Set task. Among the lines below, list those containing the string "лесосеки".

Task data.
.....
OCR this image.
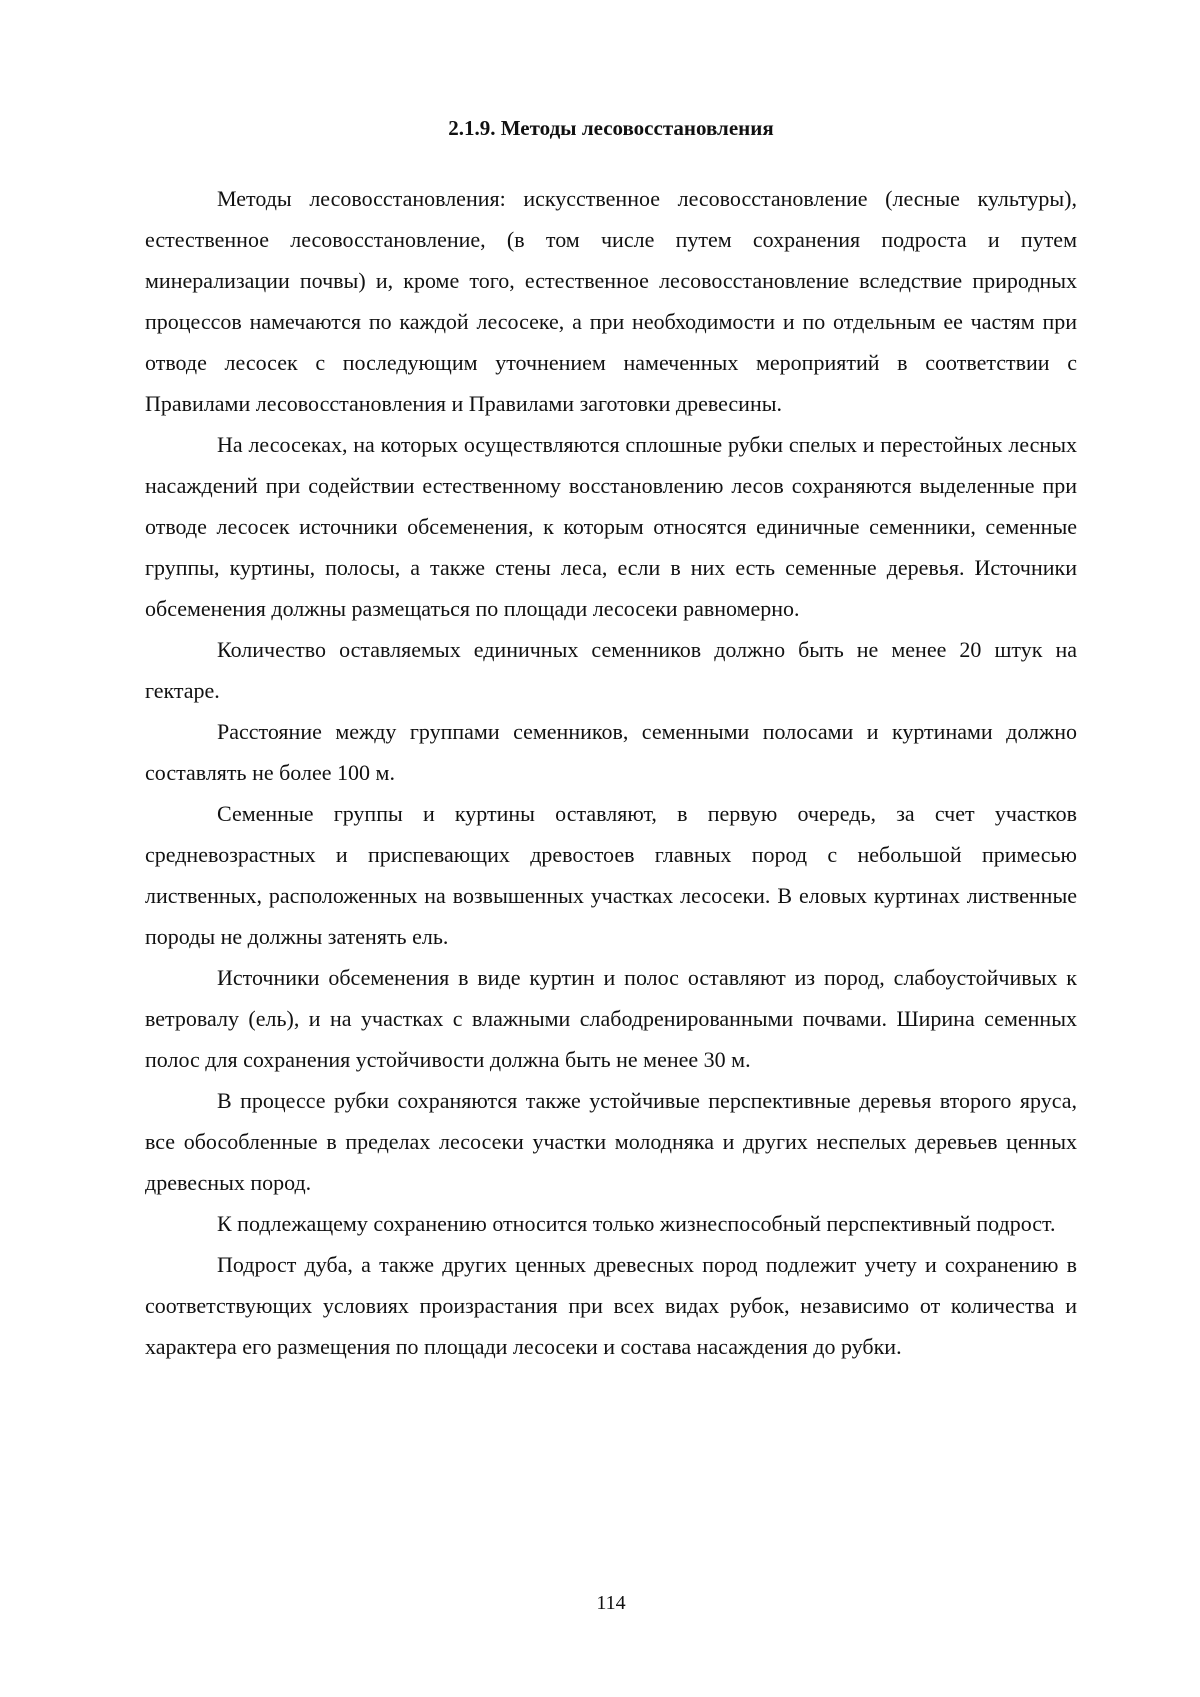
2.1.9. Методы лесовосстановления

Методы лесовосстановления: искусственное лесовосстановление (лесные культуры), естественное лесовосстановление, (в том числе путем сохранения подроста и путем минерализации почвы) и, кроме того, естественное лесовосстановление вследствие природных процессов намечаются по каждой лесосеке, а при необходимости и по отдельным ее частям при отводе лесосек с последующим уточнением намеченных мероприятий в соответствии с Правилами лесовосстановления и Правилами заготовки древесины.

На лесосеках, на которых осуществляются сплошные рубки спелых и перестойных лесных насаждений при содействии естественному восстановлению лесов сохраняются выделенные при отводе лесосек источники обсеменения, к которым относятся единичные семенники, семенные группы, куртины, полосы, а также стены леса, если в них есть семенные деревья. Источники обсеменения должны размещаться по площади лесосеки равномерно.

Количество оставляемых единичных семенников должно быть не менее 20 штук на гектаре.

Расстояние между группами семенников, семенными полосами и куртинами должно составлять не более 100 м.

Семенные группы и куртины оставляют, в первую очередь, за счет участков средневозрастных и приспевающих древостоев главных пород с небольшой примесью лиственных, расположенных на возвышенных участках лесосеки. В еловых куртинах лиственные породы не должны затенять ель.

Источники обсеменения в виде куртин и полос оставляют из пород, слабоустойчивых к ветровалу (ель), и на участках с влажными слабодренированными почвами. Ширина семенных полос для сохранения устойчивости должна быть не менее 30 м.

В процессе рубки сохраняются также устойчивые перспективные деревья второго яруса, все обособленные в пределах лесосеки участки молодняка и других неспелых деревьев ценных древесных пород.

К подлежащему сохранению относится только жизнеспособный перспективный подрост.

Подрост дуба, а также других ценных древесных пород подлежит учету и сохранению в соответствующих условиях произрастания при всех видах рубок, независимо от количества и характера его размещения по площади лесосеки и состава насаждения до рубки.

114
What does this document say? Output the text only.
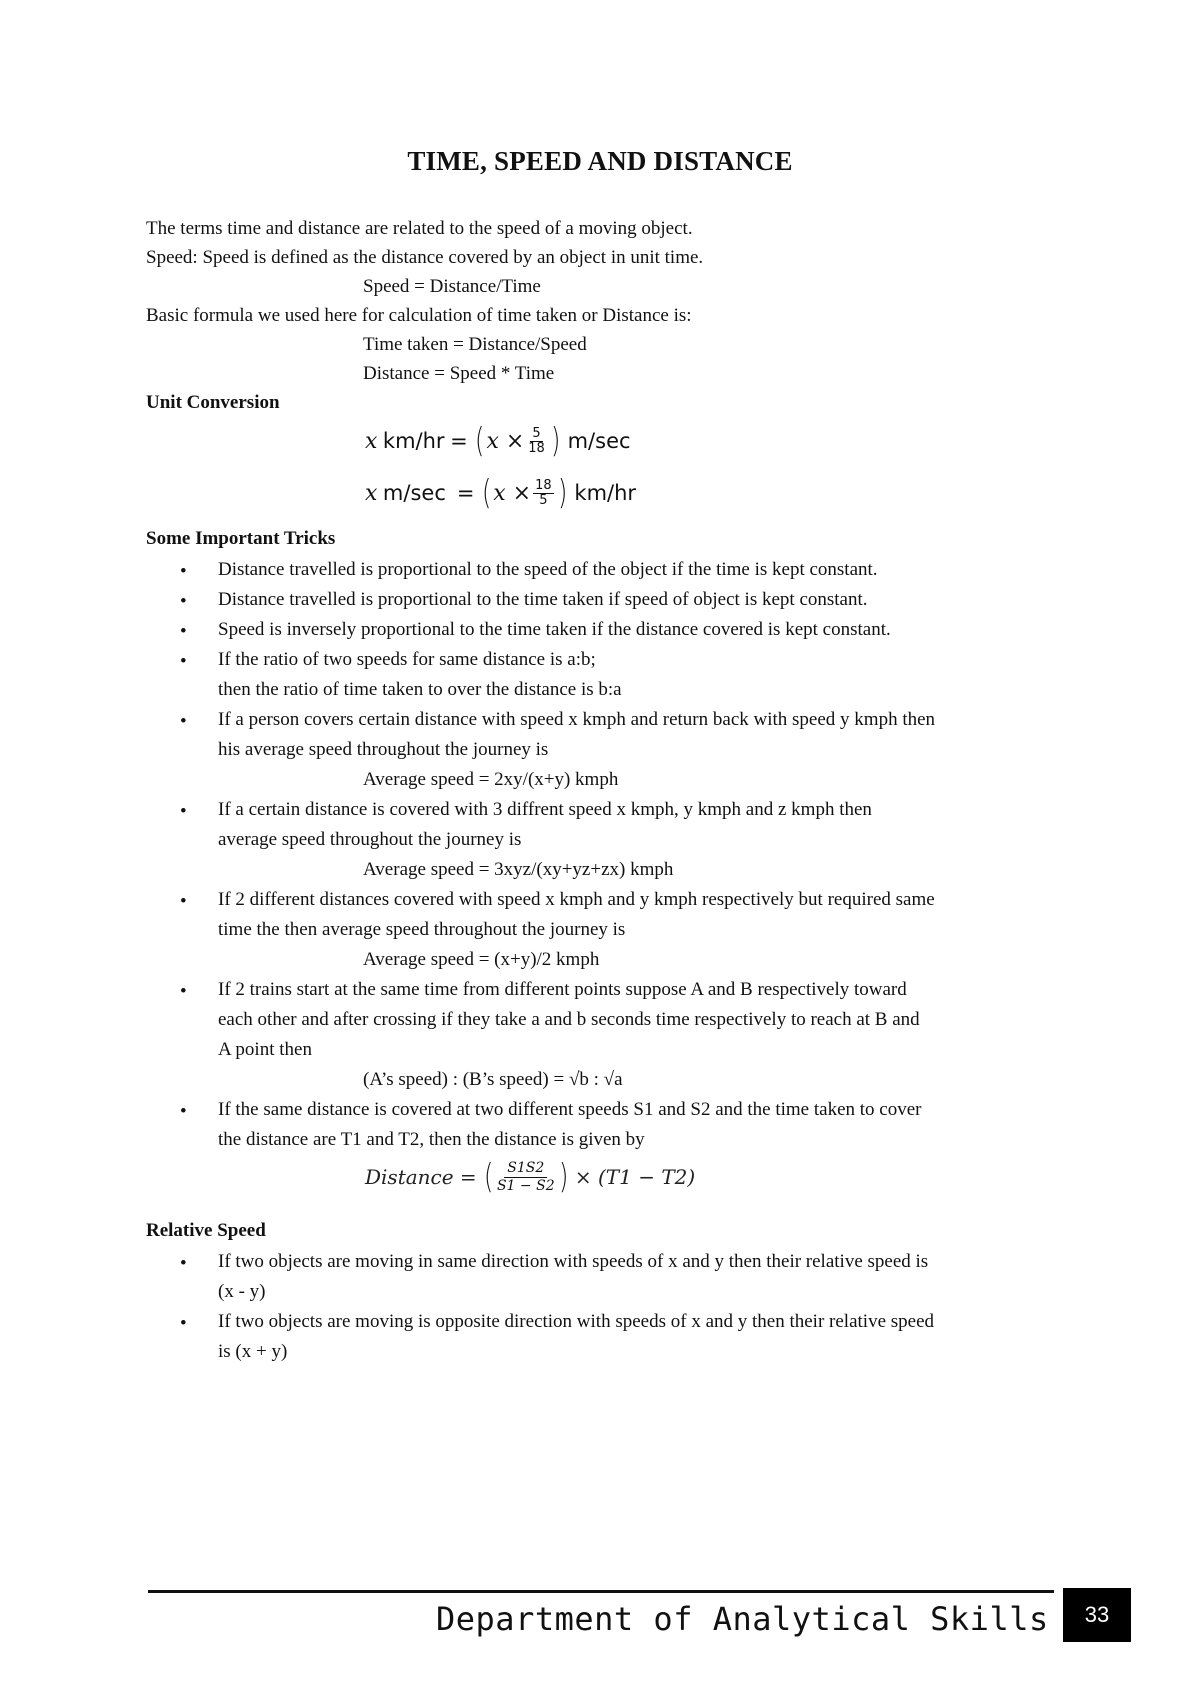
TIME, SPEED AND DISTANCE
The terms time and distance are related to the speed of a moving object.
Speed: Speed is defined as the distance covered by an object in unit time.
Speed = Distance/Time
Basic formula we used here for calculation of time taken or Distance is:
Time taken = Distance/Speed
Distance = Speed * Time
Unit Conversion
x
km/hr
=
( $x \times \frac{5}{18}$ )
m/sec
x
m/sec
=
( $x \times \frac{18}{5}$ )
km/hr
Some Important Tricks
• Distance travelled is proportional to the speed of the object if the time is kept constant.
• Distance travelled is proportional to the time taken if speed of object is kept constant.
• Speed is inversely proportional to the time taken if the distance covered is kept constant.
• If the ratio of two speeds for same distance is a:b;
then the ratio of time taken to over the distance is b:a
• If a person covers certain distance with speed x kmph and return back with speed y kmph then
his average speed throughout the journey is
Average speed = 2xy/(x+y) kmph
• If a certain distance is covered with 3 diffrent speed x kmph, y kmph and z kmph then
average speed throughout the journey is
Average speed = 3xyz/(xy+yz+zx) kmph
• If 2 different distances covered with speed x kmph and y kmph respectively but required same
time the then average speed throughout the journey is
Average speed = (x+y)/2 kmph
• If 2 trains start at the same time from different points suppose A and B respectively toward
each other and after crossing if they take a and b seconds time respectively to reach at B and
A point then
(A’s speed) : (B’s speed) = √b : √a
• If the same distance is covered at two different speeds S1 and S2 and the time taken to cover
the distance are T1 and T2, then the distance is given by
Distance =
( $\frac{S1S2}{S1 - S2}$ )
× (T1 − T2)
Relative Speed
• If two objects are moving in same direction with speeds of x and y then their relative speed is
(x - y)
• If two objects are moving is opposite direction with speeds of x and y then their relative speed
is (x + y)
Department of Analytical Skills	33
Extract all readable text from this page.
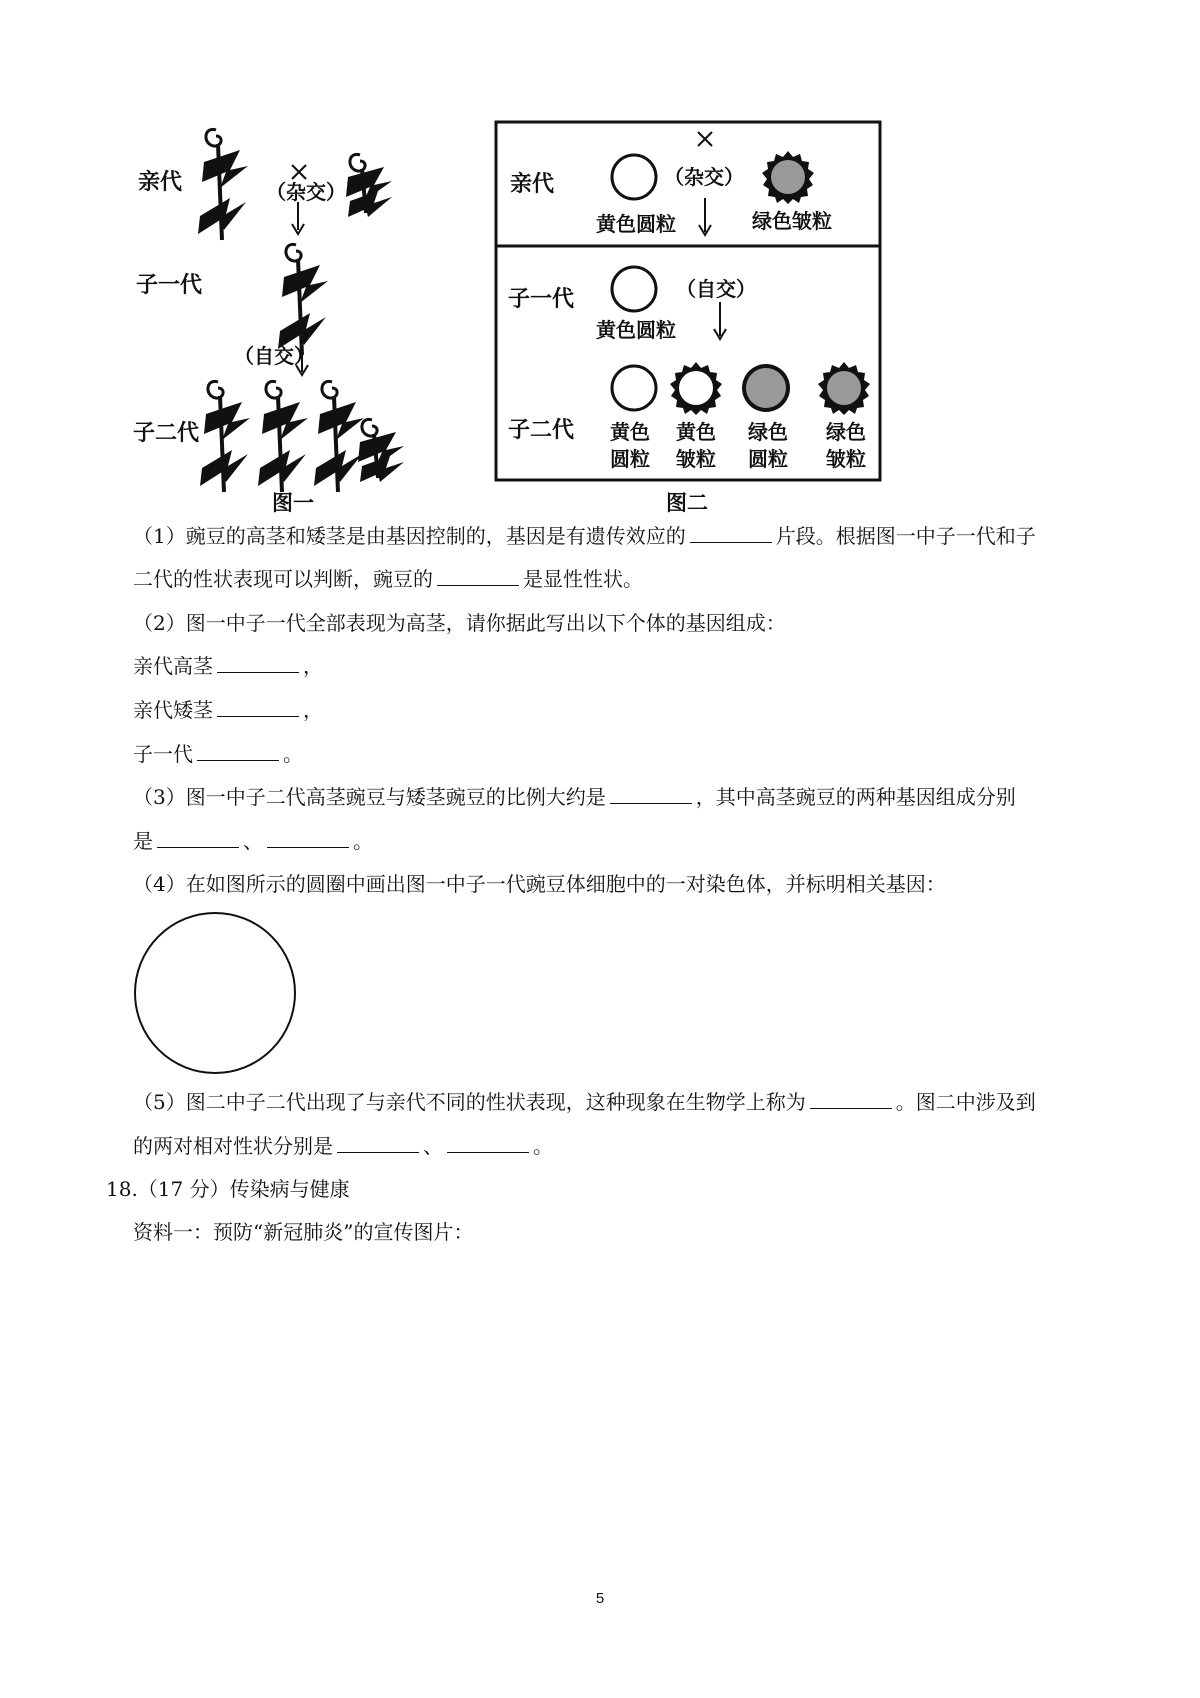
亲代
子一代
子二代
（杂交）
（自交）
图一
亲代
子一代
子二代
（杂交）
黄色圆粒	绿色皱粒
（自交）
黄色圆粒
黄色
圆粒
黄色
皱粒
绿色
圆粒
绿色
皱粒
图二
（1）豌豆的高茎和矮茎是由基因控制的，基因是有遗传效应的	片段。根据图一中子一代和子
二代的性状表现可以判断，豌豆的	是显性性状。
（2）图一中子一代全部表现为高茎，请你据此写出以下个体的基因组成：
亲代高茎	，
亲代矮茎	，
子一代	。
（3）图一中子二代高茎豌豆与矮茎豌豆的比例大约是	，其中高茎豌豆的两种基因组成分别
是	、	。
（4）在如图所示的圆圈中画出图一中子一代豌豆体细胞中的一对染色体，并标明相关基因：
（5）图二中子二代出现了与亲代不同的性状表现，这种现象在生物学上称为	。图二中涉及到
的两对相对性状分别是	、	。
18.（17 分）传染病与健康
资料一：预防“新冠肺炎”的宣传图片：
5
.....
Response.
На лесосеках, на которых осуществляются сплошные рубки спелых и перестойных лесных насаждений при содействии естественному восстановлению лесов сохраняются выделенные при отводе лесосек источники обсеменения, к которым относятся единичные семенники, семенные группы, куртины, полосы, а также стены леса, если в них есть семенные деревья. Источники обсеменения должны размещаться по площади лесосеки равномерно.
Семенные группы и куртины оставляют, в первую очередь, за счет участков средневозрастных и приспевающих древостоев главных пород с небольшой примесью лиственных, расположенных на возвышенных участках лесосеки. В еловых куртинах лиственные породы не должны затенять ель.
В процессе рубки сохраняются также устойчивые перспективные деревья второго яруса, все обособленные в пределах лесосеки участки молодняка и других неспелых деревьев ценных древесных пород.
Подрост дуба, а также других ценных древесных пород подлежит учету и сохранению в соответствующих условиях произрастания при всех видах рубок, независимо от количества и характера его размещения по площади лесосеки и состава насаждения до рубки.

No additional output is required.